_Aim of the task_:
Transcribe the records that follow in their entirety, omitting any pictures.

_Input for this task_:

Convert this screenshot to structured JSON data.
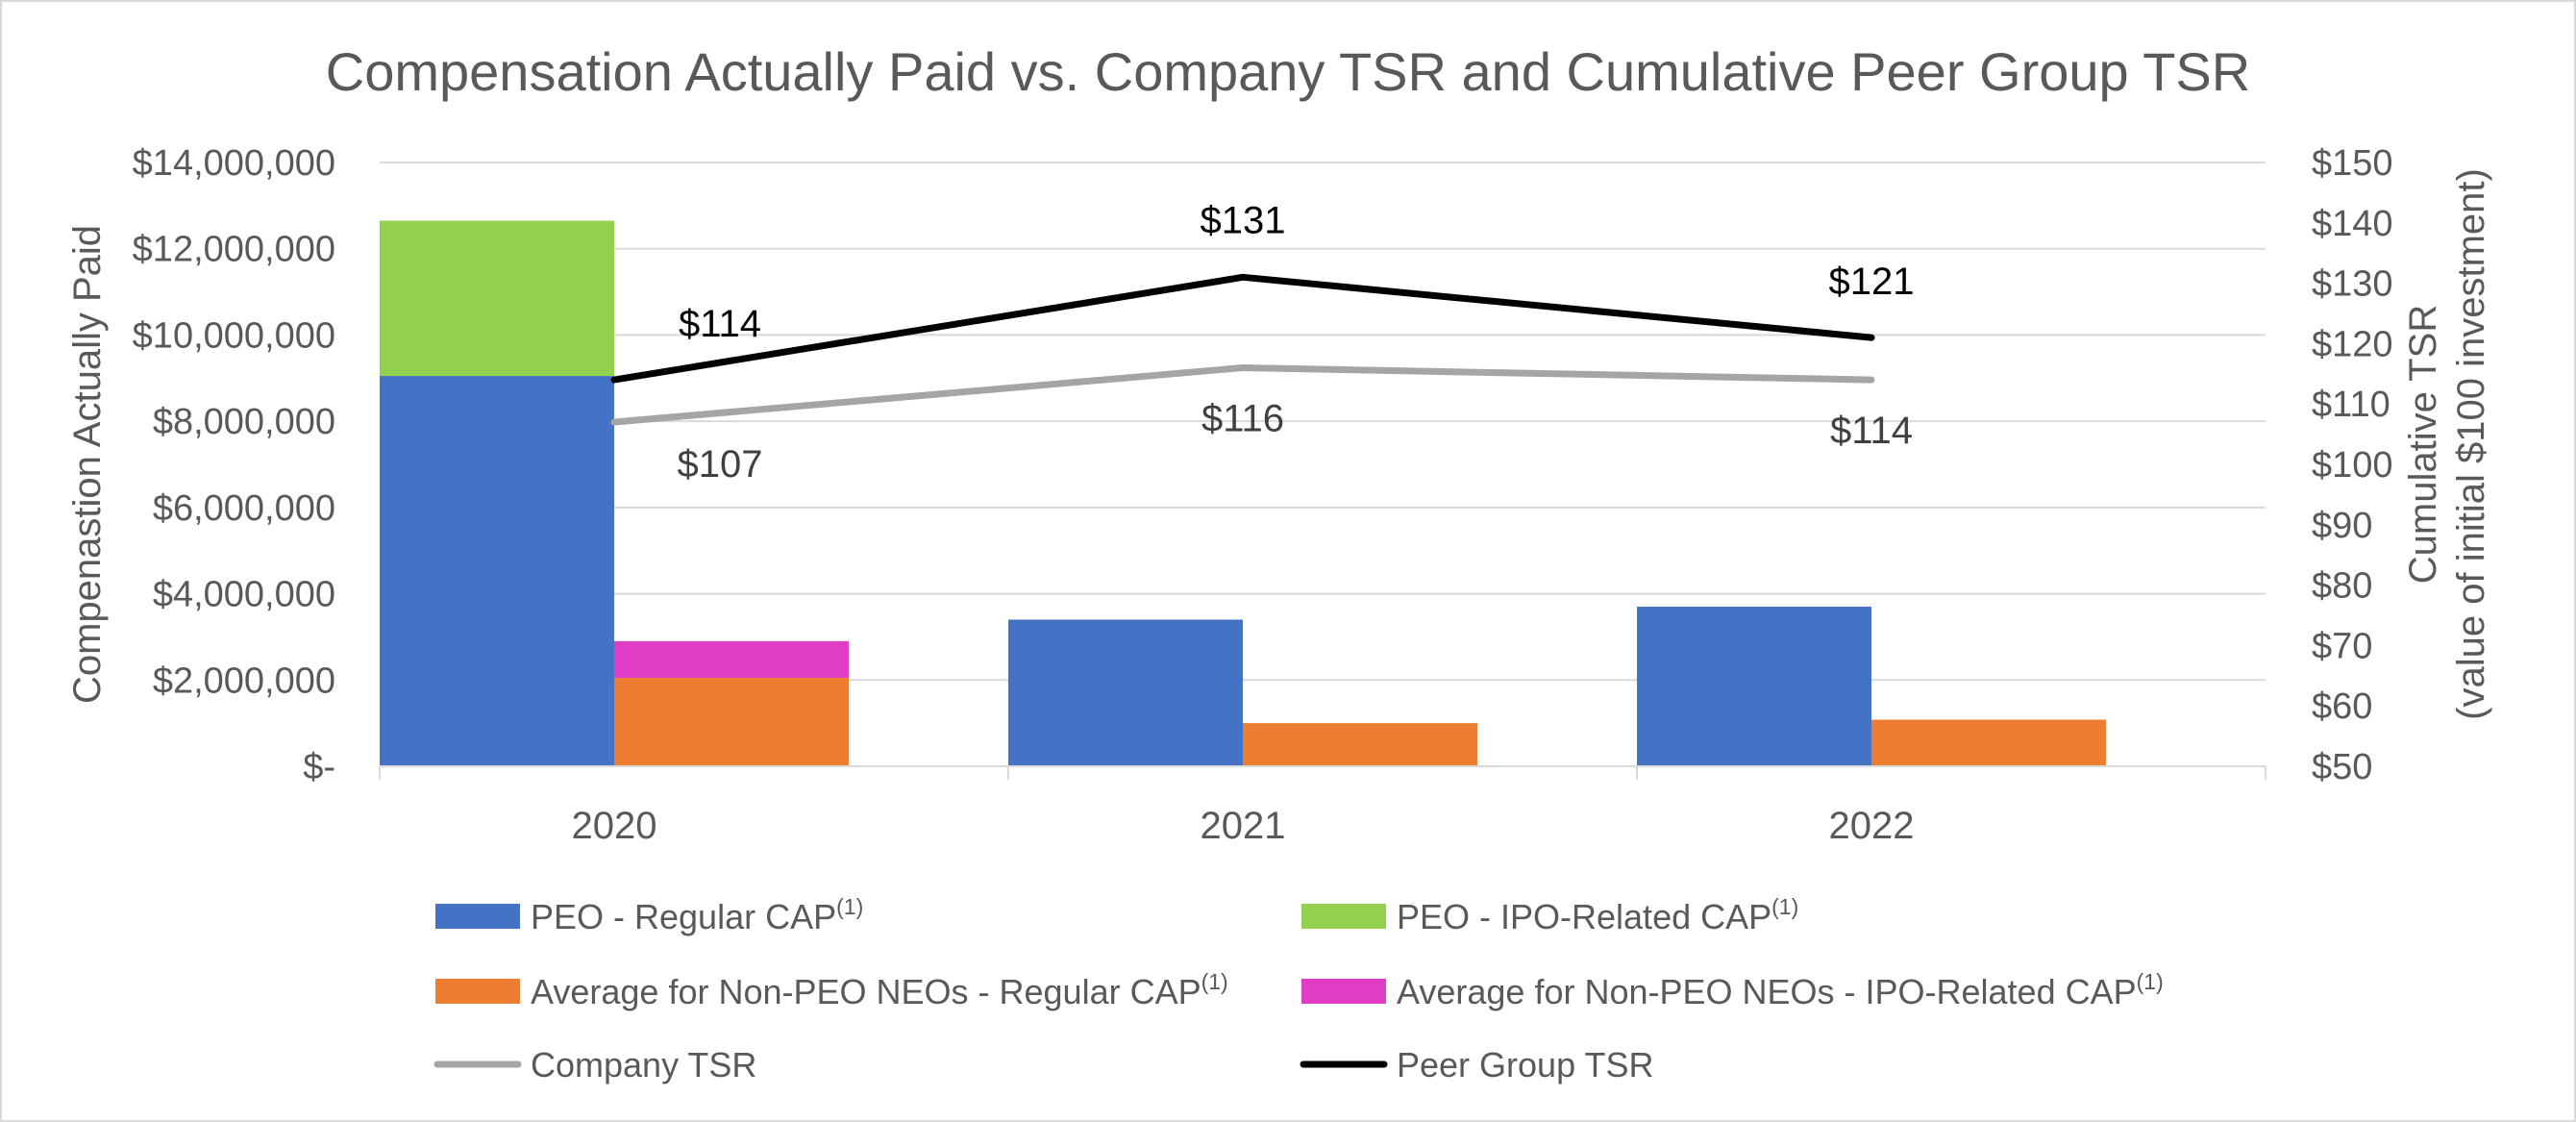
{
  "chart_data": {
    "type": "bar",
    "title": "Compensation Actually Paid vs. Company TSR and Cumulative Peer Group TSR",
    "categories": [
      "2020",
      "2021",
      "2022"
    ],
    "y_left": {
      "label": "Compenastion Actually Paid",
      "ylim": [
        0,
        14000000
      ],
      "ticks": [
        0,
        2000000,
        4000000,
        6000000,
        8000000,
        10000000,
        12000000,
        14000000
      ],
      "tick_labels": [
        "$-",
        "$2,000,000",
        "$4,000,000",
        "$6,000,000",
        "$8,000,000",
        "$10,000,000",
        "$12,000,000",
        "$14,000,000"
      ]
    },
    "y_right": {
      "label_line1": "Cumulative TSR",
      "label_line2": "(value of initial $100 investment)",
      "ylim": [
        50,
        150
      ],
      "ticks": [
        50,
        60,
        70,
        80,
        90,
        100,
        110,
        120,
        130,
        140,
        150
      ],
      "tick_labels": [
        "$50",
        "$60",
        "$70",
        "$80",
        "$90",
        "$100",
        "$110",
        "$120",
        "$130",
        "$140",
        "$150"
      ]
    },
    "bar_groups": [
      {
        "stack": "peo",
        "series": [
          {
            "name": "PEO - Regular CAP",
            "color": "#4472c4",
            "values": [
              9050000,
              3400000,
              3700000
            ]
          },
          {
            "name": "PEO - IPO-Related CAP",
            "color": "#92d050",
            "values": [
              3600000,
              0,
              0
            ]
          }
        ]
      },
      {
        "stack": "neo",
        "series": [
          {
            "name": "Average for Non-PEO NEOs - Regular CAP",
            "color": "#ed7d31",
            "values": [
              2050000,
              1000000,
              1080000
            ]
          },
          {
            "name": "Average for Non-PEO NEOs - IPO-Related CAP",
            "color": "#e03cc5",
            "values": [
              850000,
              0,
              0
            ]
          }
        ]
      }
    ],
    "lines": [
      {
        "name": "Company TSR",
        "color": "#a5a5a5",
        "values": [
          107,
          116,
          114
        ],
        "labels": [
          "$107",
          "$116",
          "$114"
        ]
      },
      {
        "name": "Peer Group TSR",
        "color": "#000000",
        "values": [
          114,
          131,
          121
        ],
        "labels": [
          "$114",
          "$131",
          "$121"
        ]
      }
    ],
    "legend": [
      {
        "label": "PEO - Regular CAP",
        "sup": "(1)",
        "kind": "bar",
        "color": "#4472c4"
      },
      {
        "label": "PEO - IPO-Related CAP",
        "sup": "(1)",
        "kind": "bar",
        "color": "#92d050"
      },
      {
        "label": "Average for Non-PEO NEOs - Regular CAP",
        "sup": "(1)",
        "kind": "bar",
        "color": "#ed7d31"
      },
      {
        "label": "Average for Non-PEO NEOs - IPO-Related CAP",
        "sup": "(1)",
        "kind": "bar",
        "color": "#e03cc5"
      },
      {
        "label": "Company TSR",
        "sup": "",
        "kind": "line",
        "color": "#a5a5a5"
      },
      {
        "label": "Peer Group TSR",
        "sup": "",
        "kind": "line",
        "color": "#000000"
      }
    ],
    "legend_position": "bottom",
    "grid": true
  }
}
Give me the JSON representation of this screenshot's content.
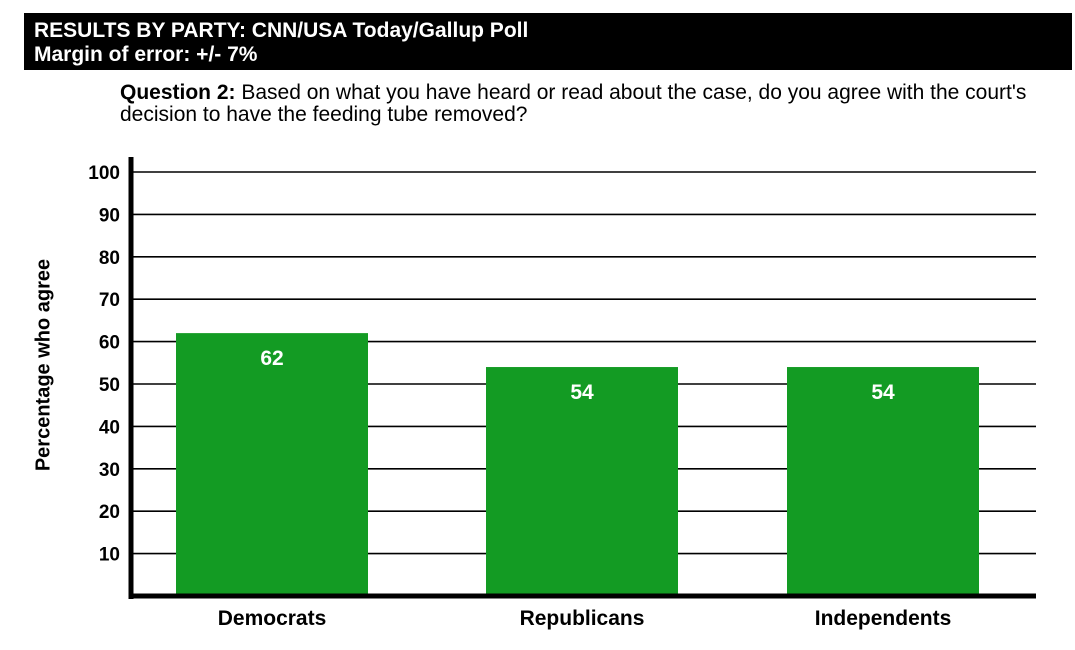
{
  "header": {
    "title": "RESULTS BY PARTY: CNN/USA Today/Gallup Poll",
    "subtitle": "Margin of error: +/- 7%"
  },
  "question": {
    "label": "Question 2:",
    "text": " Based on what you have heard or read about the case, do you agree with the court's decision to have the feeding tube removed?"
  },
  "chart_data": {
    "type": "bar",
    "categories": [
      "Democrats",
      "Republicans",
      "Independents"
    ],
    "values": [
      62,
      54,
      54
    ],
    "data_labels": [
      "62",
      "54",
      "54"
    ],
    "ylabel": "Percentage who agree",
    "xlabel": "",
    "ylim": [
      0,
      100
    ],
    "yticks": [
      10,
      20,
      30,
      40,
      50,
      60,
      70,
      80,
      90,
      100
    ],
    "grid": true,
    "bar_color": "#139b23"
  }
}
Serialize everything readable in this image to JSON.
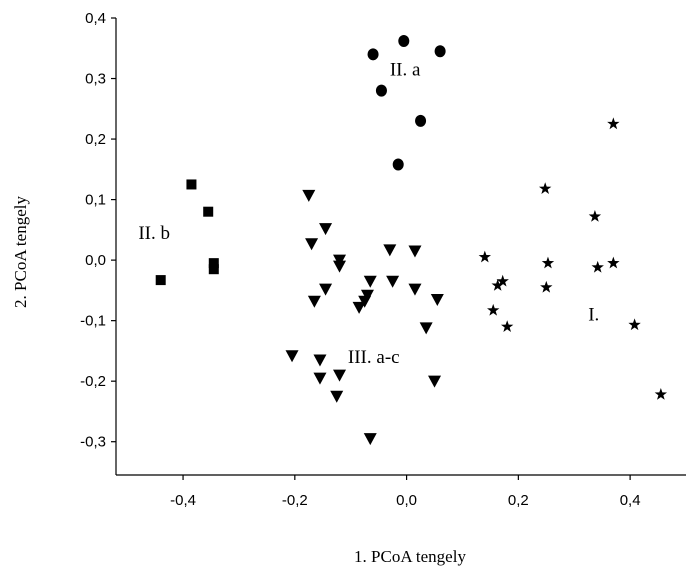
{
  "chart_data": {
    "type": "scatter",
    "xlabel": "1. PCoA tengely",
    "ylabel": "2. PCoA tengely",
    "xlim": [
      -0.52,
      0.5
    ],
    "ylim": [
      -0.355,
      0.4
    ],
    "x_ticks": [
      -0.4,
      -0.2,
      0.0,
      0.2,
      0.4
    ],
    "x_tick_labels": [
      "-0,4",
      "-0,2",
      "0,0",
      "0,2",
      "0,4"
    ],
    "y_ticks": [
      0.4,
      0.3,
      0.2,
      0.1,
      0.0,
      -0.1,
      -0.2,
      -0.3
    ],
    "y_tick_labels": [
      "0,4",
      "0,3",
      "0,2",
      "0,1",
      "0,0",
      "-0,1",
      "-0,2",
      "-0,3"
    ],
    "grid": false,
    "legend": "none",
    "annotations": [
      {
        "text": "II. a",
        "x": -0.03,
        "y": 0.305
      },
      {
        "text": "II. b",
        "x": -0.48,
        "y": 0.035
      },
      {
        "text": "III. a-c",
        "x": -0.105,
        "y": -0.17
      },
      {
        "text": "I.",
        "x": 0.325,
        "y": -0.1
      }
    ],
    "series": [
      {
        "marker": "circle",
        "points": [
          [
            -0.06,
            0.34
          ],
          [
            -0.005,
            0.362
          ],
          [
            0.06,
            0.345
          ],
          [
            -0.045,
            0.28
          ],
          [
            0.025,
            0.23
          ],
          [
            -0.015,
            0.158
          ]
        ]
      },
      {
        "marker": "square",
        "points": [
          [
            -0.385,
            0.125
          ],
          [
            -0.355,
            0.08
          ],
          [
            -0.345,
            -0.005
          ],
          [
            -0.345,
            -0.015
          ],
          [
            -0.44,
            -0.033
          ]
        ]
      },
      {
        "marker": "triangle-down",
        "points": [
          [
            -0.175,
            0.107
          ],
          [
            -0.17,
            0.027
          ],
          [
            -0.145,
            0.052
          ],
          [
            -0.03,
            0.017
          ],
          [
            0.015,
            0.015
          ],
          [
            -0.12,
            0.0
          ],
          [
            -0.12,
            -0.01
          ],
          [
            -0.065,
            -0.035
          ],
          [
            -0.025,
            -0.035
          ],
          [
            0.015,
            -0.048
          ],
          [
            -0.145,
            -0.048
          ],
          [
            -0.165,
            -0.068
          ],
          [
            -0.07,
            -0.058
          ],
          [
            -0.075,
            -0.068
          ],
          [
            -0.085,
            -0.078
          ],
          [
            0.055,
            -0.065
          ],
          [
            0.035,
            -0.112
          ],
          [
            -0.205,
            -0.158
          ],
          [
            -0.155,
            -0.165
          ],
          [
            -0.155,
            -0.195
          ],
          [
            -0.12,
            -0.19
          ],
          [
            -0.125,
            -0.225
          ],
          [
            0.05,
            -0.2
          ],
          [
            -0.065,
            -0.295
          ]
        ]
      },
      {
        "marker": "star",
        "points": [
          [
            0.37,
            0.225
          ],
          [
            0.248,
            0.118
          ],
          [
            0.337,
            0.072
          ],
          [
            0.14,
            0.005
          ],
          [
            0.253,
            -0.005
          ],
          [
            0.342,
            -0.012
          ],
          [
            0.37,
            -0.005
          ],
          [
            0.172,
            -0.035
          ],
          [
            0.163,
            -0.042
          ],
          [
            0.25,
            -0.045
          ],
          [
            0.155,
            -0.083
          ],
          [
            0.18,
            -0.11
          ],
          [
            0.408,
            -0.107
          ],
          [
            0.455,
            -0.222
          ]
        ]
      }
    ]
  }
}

_Response to the exercise_:
Convert this screenshot to structured JSON data.
{
  "chart_data": {
    "type": "bar",
    "title": "Compensation Actually Paid vs. Company TSR and Cumulative Peer Group TSR",
    "categories": [
      "2020",
      "2021",
      "2022"
    ],
    "y_left": {
      "label": "Compenastion Actually Paid",
      "ylim": [
        0,
        14000000
      ],
      "ticks": [
        0,
        2000000,
        4000000,
        6000000,
        8000000,
        10000000,
        12000000,
        14000000
      ],
      "tick_labels": [
        "$-",
        "$2,000,000",
        "$4,000,000",
        "$6,000,000",
        "$8,000,000",
        "$10,000,000",
        "$12,000,000",
        "$14,000,000"
      ]
    },
    "y_right": {
      "label_line1": "Cumulative TSR",
      "label_line2": "(value of initial $100 investment)",
      "ylim": [
        50,
        150
      ],
      "ticks": [
        50,
        60,
        70,
        80,
        90,
        100,
        110,
        120,
        130,
        140,
        150
      ],
      "tick_labels": [
        "$50",
        "$60",
        "$70",
        "$80",
        "$90",
        "$100",
        "$110",
        "$120",
        "$130",
        "$140",
        "$150"
      ]
    },
    "bar_groups": [
      {
        "stack": "peo",
        "series": [
          {
            "name": "PEO - Regular CAP",
            "color": "#4472c4",
            "values": [
              9050000,
              3400000,
              3700000
            ]
          },
          {
            "name": "PEO - IPO-Related CAP",
            "color": "#92d050",
            "values": [
              3600000,
              0,
              0
            ]
          }
        ]
      },
      {
        "stack": "neo",
        "series": [
          {
            "name": "Average for Non-PEO NEOs - Regular CAP",
            "color": "#ed7d31",
            "values": [
              2050000,
              1000000,
              1080000
            ]
          },
          {
            "name": "Average for Non-PEO NEOs - IPO-Related CAP",
            "color": "#e03cc5",
            "values": [
              850000,
              0,
              0
            ]
          }
        ]
      }
    ],
    "lines": [
      {
        "name": "Company TSR",
        "color": "#a5a5a5",
        "values": [
          107,
          116,
          114
        ],
        "labels": [
          "$107",
          "$116",
          "$114"
        ]
      },
      {
        "name": "Peer Group TSR",
        "color": "#000000",
        "values": [
          114,
          131,
          121
        ],
        "labels": [
          "$114",
          "$131",
          "$121"
        ]
      }
    ],
    "legend": [
      {
        "label": "PEO - Regular CAP",
        "sup": "(1)",
        "kind": "bar",
        "color": "#4472c4"
      },
      {
        "label": "PEO - IPO-Related CAP",
        "sup": "(1)",
        "kind": "bar",
        "color": "#92d050"
      },
      {
        "label": "Average for Non-PEO NEOs - Regular CAP",
        "sup": "(1)",
        "kind": "bar",
        "color": "#ed7d31"
      },
      {
        "label": "Average for Non-PEO NEOs - IPO-Related CAP",
        "sup": "(1)",
        "kind": "bar",
        "color": "#e03cc5"
      },
      {
        "label": "Company TSR",
        "sup": "",
        "kind": "line",
        "color": "#a5a5a5"
      },
      {
        "label": "Peer Group TSR",
        "sup": "",
        "kind": "line",
        "color": "#000000"
      }
    ],
    "legend_position": "bottom",
    "grid": true
  }
}
Give me the JSON representation of this screenshot's content.
{
  "header": {
    "title": "RESULTS BY PARTY: CNN/USA Today/Gallup Poll",
    "subtitle": "Margin of error: +/- 7%"
  },
  "question": {
    "label": "Question 2:",
    "text": " Based on what you have heard or read about the case, do you agree with the court's decision to have the feeding tube removed?"
  },
  "chart_data": {
    "type": "bar",
    "categories": [
      "Democrats",
      "Republicans",
      "Independents"
    ],
    "values": [
      62,
      54,
      54
    ],
    "data_labels": [
      "62",
      "54",
      "54"
    ],
    "ylabel": "Percentage who agree",
    "xlabel": "",
    "ylim": [
      0,
      100
    ],
    "yticks": [
      10,
      20,
      30,
      40,
      50,
      60,
      70,
      80,
      90,
      100
    ],
    "grid": true,
    "bar_color": "#139b23"
  }
}
Serialize everything readable in this image to JSON.
{
  "chart_data": {
    "type": "scatter",
    "xlabel": "1. PCoA tengely",
    "ylabel": "2. PCoA tengely",
    "xlim": [
      -0.52,
      0.5
    ],
    "ylim": [
      -0.355,
      0.4
    ],
    "x_ticks": [
      -0.4,
      -0.2,
      0.0,
      0.2,
      0.4
    ],
    "x_tick_labels": [
      "-0,4",
      "-0,2",
      "0,0",
      "0,2",
      "0,4"
    ],
    "y_ticks": [
      0.4,
      0.3,
      0.2,
      0.1,
      0.0,
      -0.1,
      -0.2,
      -0.3
    ],
    "y_tick_labels": [
      "0,4",
      "0,3",
      "0,2",
      "0,1",
      "0,0",
      "-0,1",
      "-0,2",
      "-0,3"
    ],
    "grid": false,
    "legend": "none",
    "annotations": [
      {
        "text": "II. a",
        "x": -0.03,
        "y": 0.305
      },
      {
        "text": "II. b",
        "x": -0.48,
        "y": 0.035
      },
      {
        "text": "III. a-c",
        "x": -0.105,
        "y": -0.17
      },
      {
        "text": "I.",
        "x": 0.325,
        "y": -0.1
      }
    ],
    "series": [
      {
        "marker": "circle",
        "points": [
          [
            -0.06,
            0.34
          ],
          [
            -0.005,
            0.362
          ],
          [
            0.06,
            0.345
          ],
          [
            -0.045,
            0.28
          ],
          [
            0.025,
            0.23
          ],
          [
            -0.015,
            0.158
          ]
        ]
      },
      {
        "marker": "square",
        "points": [
          [
            -0.385,
            0.125
          ],
          [
            -0.355,
            0.08
          ],
          [
            -0.345,
            -0.005
          ],
          [
            -0.345,
            -0.015
          ],
          [
            -0.44,
            -0.033
          ]
        ]
      },
      {
        "marker": "triangle-down",
        "points": [
          [
            -0.175,
            0.107
          ],
          [
            -0.17,
            0.027
          ],
          [
            -0.145,
            0.052
          ],
          [
            -0.03,
            0.017
          ],
          [
            0.015,
            0.015
          ],
          [
            -0.12,
            0.0
          ],
          [
            -0.12,
            -0.01
          ],
          [
            -0.065,
            -0.035
          ],
          [
            -0.025,
            -0.035
          ],
          [
            0.015,
            -0.048
          ],
          [
            -0.145,
            -0.048
          ],
          [
            -0.165,
            -0.068
          ],
          [
            -0.07,
            -0.058
          ],
          [
            -0.075,
            -0.068
          ],
          [
            -0.085,
            -0.078
          ],
          [
            0.055,
            -0.065
          ],
          [
            0.035,
            -0.112
          ],
          [
            -0.205,
            -0.158
          ],
          [
            -0.155,
            -0.165
          ],
          [
            -0.155,
            -0.195
          ],
          [
            -0.12,
            -0.19
          ],
          [
            -0.125,
            -0.225
          ],
          [
            0.05,
            -0.2
          ],
          [
            -0.065,
            -0.295
          ]
        ]
      },
      {
        "marker": "star",
        "points": [
          [
            0.37,
            0.225
          ],
          [
            0.248,
            0.118
          ],
          [
            0.337,
            0.072
          ],
          [
            0.14,
            0.005
          ],
          [
            0.253,
            -0.005
          ],
          [
            0.342,
            -0.012
          ],
          [
            0.37,
            -0.005
          ],
          [
            0.172,
            -0.035
          ],
          [
            0.163,
            -0.042
          ],
          [
            0.25,
            -0.045
          ],
          [
            0.155,
            -0.083
          ],
          [
            0.18,
            -0.11
          ],
          [
            0.408,
            -0.107
          ],
          [
            0.455,
            -0.222
          ]
        ]
      }
    ]
  }
}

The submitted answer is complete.